§ **SET PROBLEM**
In the data, extract each line that holds the string "xlabel".

§ **MATERIAL TO PROCESS**

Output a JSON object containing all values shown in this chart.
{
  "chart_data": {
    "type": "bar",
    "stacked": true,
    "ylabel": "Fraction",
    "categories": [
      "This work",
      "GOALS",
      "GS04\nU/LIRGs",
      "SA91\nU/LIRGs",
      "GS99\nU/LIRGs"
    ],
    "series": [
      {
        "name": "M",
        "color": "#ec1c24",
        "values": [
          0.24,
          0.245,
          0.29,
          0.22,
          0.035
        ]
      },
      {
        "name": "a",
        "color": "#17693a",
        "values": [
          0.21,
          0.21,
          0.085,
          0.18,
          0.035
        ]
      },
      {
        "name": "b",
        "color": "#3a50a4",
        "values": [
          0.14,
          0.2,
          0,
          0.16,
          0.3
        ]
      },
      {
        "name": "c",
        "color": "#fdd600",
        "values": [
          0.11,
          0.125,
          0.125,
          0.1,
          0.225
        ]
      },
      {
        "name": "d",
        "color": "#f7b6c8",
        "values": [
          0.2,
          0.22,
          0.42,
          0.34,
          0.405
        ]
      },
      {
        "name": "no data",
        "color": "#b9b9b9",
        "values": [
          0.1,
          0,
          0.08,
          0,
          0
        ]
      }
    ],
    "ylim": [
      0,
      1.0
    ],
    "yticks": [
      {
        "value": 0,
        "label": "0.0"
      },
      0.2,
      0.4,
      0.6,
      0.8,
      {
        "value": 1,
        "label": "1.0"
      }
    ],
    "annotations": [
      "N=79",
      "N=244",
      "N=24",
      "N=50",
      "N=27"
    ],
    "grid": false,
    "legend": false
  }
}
==
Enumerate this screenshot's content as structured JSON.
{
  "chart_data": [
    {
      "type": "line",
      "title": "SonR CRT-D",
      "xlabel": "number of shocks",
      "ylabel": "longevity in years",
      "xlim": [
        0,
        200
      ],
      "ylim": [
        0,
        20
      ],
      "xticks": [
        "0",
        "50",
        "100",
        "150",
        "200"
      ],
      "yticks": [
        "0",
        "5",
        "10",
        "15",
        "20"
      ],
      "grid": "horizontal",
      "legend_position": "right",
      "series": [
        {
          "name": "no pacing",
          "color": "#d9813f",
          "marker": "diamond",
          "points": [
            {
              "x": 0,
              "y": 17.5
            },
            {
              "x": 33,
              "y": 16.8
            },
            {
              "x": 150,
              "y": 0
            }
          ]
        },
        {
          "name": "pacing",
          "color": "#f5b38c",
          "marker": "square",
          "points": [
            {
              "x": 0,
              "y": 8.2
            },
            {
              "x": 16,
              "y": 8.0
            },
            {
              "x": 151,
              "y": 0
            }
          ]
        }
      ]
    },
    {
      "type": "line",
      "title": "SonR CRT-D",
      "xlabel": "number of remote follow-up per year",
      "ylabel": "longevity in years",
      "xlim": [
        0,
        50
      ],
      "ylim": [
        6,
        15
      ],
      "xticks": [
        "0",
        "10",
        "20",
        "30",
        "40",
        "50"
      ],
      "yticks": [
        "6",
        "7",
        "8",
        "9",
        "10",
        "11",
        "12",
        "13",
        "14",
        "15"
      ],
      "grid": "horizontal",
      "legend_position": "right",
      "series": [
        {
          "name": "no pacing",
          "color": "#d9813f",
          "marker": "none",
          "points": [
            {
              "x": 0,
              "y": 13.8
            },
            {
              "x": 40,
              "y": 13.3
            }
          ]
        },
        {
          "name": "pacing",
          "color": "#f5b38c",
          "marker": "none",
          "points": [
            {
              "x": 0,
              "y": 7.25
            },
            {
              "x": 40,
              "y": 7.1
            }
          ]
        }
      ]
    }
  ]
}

§ **RESULT OF THIS TASK**
      "xlabel": "number of shocks",
      "xlabel": "number of remote follow-up per year",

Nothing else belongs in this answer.